● **The exercise**:
Leave out every picture, then transcribe the rest of the listing exactly.

[Begin Provided data]

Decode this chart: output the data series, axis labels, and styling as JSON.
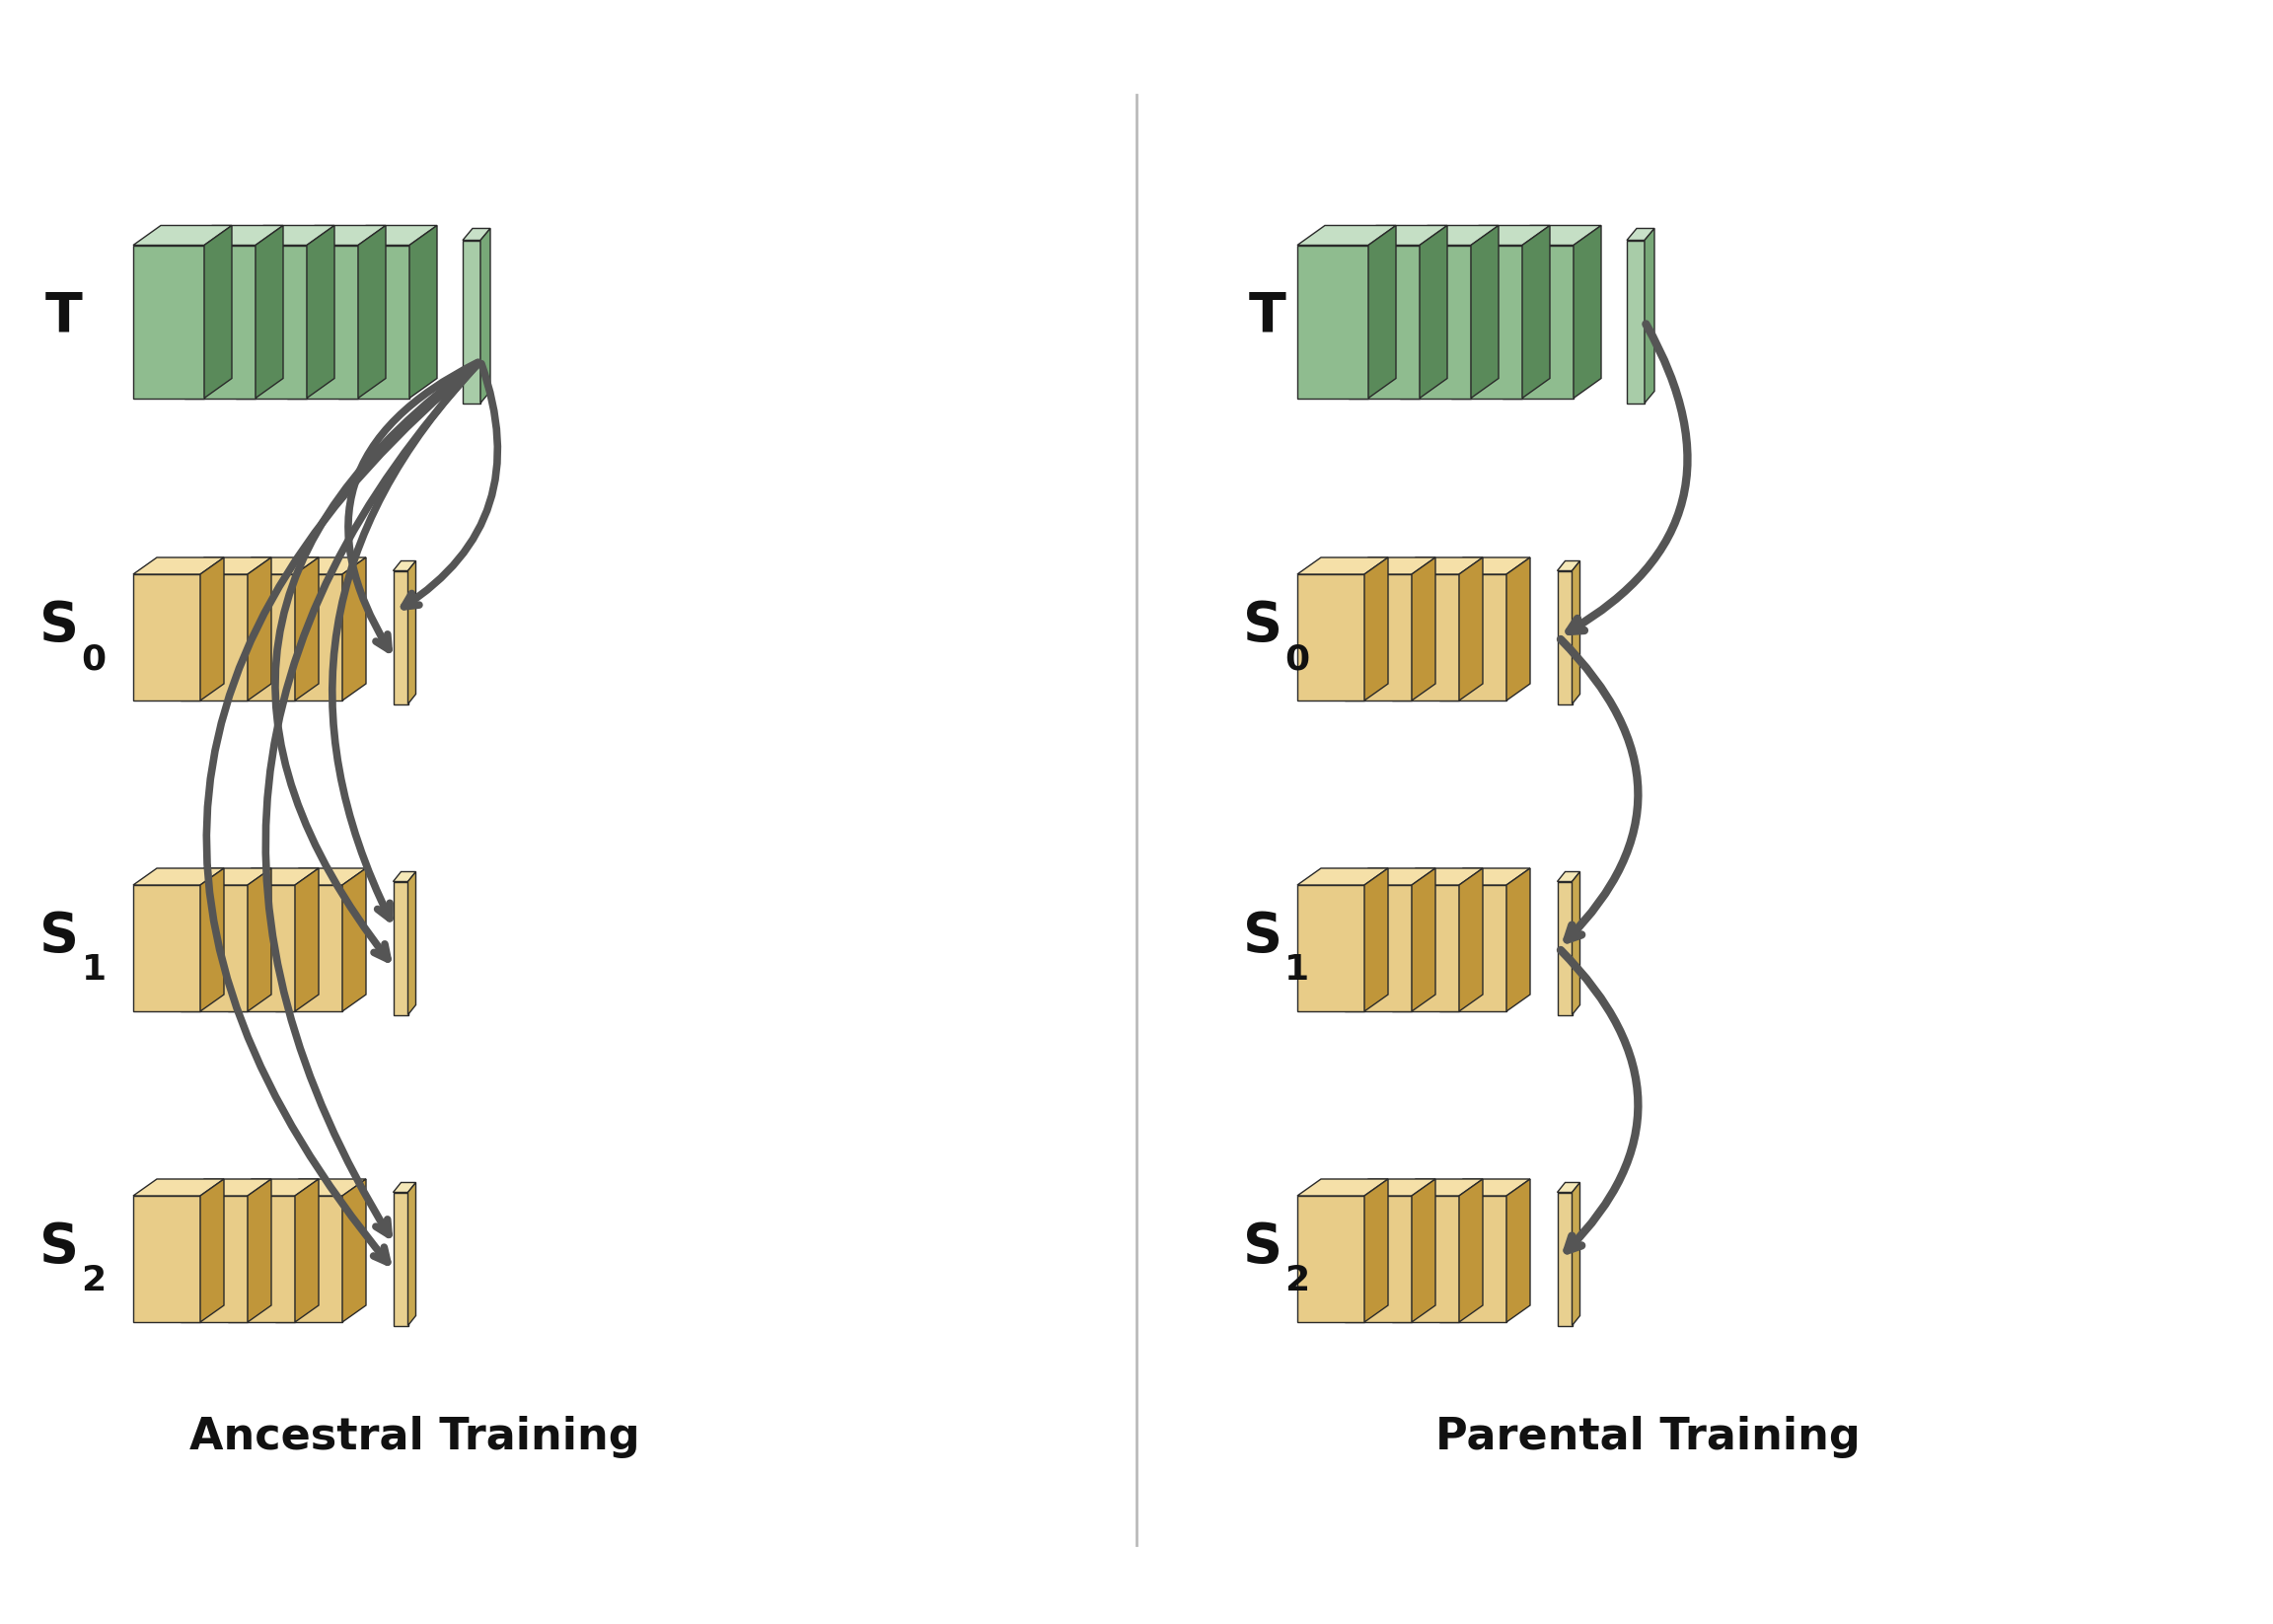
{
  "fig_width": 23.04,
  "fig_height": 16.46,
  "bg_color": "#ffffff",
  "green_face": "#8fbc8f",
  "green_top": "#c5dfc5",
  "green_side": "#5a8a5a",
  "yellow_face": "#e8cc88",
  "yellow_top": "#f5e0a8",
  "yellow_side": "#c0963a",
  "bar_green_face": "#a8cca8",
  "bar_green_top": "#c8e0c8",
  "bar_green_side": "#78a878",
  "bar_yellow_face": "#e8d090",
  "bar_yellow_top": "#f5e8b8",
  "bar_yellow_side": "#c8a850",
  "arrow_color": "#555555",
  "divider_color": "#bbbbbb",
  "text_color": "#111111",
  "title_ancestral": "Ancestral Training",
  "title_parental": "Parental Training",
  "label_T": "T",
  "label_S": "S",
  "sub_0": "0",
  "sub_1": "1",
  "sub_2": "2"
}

[End Provided data]

● **Solution to the problem**:
Decode this chart: output the data series, axis labels, and styling as JSON.
{
  "fig_width": 23.04,
  "fig_height": 16.46,
  "bg_color": "#ffffff",
  "green_face": "#8fbc8f",
  "green_top": "#c5dfc5",
  "green_side": "#5a8a5a",
  "yellow_face": "#e8cc88",
  "yellow_top": "#f5e0a8",
  "yellow_side": "#c0963a",
  "bar_green_face": "#a8cca8",
  "bar_green_top": "#c8e0c8",
  "bar_green_side": "#78a878",
  "bar_yellow_face": "#e8d090",
  "bar_yellow_top": "#f5e8b8",
  "bar_yellow_side": "#c8a850",
  "arrow_color": "#555555",
  "divider_color": "#bbbbbb",
  "text_color": "#111111",
  "title_ancestral": "Ancestral Training",
  "title_parental": "Parental Training",
  "label_T": "T",
  "label_S": "S",
  "sub_0": "0",
  "sub_1": "1",
  "sub_2": "2"
}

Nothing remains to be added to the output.